Supplied information —
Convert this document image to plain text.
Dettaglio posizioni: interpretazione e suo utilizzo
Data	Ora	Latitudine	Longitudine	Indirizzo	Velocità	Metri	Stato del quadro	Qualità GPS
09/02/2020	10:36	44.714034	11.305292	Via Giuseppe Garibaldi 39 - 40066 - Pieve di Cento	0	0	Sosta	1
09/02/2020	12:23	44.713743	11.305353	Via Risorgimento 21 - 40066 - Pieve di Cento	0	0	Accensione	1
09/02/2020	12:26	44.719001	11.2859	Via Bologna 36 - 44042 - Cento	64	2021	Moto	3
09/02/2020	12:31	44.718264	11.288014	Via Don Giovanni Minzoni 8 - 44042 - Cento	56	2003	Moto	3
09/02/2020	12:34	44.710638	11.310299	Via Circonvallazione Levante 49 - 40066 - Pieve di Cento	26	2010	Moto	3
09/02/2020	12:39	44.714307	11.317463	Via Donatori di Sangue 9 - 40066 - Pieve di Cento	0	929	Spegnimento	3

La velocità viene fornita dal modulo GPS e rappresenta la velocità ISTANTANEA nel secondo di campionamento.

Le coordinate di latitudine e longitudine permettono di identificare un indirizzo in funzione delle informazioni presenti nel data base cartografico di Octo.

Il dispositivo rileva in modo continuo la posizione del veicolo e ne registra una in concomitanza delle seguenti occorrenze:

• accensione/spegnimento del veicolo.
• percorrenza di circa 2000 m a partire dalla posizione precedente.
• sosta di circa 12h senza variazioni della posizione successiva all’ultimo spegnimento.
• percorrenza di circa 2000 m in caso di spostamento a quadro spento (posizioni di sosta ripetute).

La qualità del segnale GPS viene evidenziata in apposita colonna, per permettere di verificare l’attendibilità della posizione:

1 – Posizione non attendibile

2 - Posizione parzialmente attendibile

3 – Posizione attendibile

Exercise goal — Give back the data above exactly as it appears.

Completed exercise —
Convert this document image to plain text.
Dettaglio posizioni: interpretazione e suo utilizzo
Data	Ora	Latitudine	Longitudine	Indirizzo	Velocità	Metri	Stato del quadro	Qualità GPS
09/02/2020	10:36	44.714034	11.305292	Via Giuseppe Garibaldi 39 - 40066 - Pieve di Cento	0	0	Sosta	1
09/02/2020	12:23	44.713743	11.305353	Via Risorgimento 21 - 40066 - Pieve di Cento	0	0	Accensione	1
09/02/2020	12:26	44.719001	11.2859	Via Bologna 36 - 44042 - Cento	64	2021	Moto	3
09/02/2020	12:31	44.718264	11.288014	Via Don Giovanni Minzoni 8 - 44042 - Cento	56	2003	Moto	3
09/02/2020	12:34	44.710638	11.310299	Via Circonvallazione Levante 49 - 40066 - Pieve di Cento	26	2010	Moto	3
09/02/2020	12:39	44.714307	11.317463	Via Donatori di Sangue 9 - 40066 - Pieve di Cento	0	929	Spegnimento	3

La velocità viene fornita dal modulo GPS e rappresenta la velocità ISTANTANEA nel secondo di campionamento.

Le coordinate di latitudine e longitudine permettono di identificare un indirizzo in funzione delle informazioni presenti nel data base cartografico di Octo.

Il dispositivo rileva in modo continuo la posizione del veicolo e ne registra una in concomitanza delle seguenti occorrenze:

• accensione/spegnimento del veicolo.
• percorrenza di circa 2000 m a partire dalla posizione precedente.
• sosta di circa 12h senza variazioni della posizione successiva all’ultimo spegnimento.
• percorrenza di circa 2000 m in caso di spostamento a quadro spento (posizioni di sosta ripetute).

La qualità del segnale GPS viene evidenziata in apposita colonna, per permettere di verificare l’attendibilità della posizione:

1 – Posizione non attendibile

2 - Posizione parzialmente attendibile

3 – Posizione attendibile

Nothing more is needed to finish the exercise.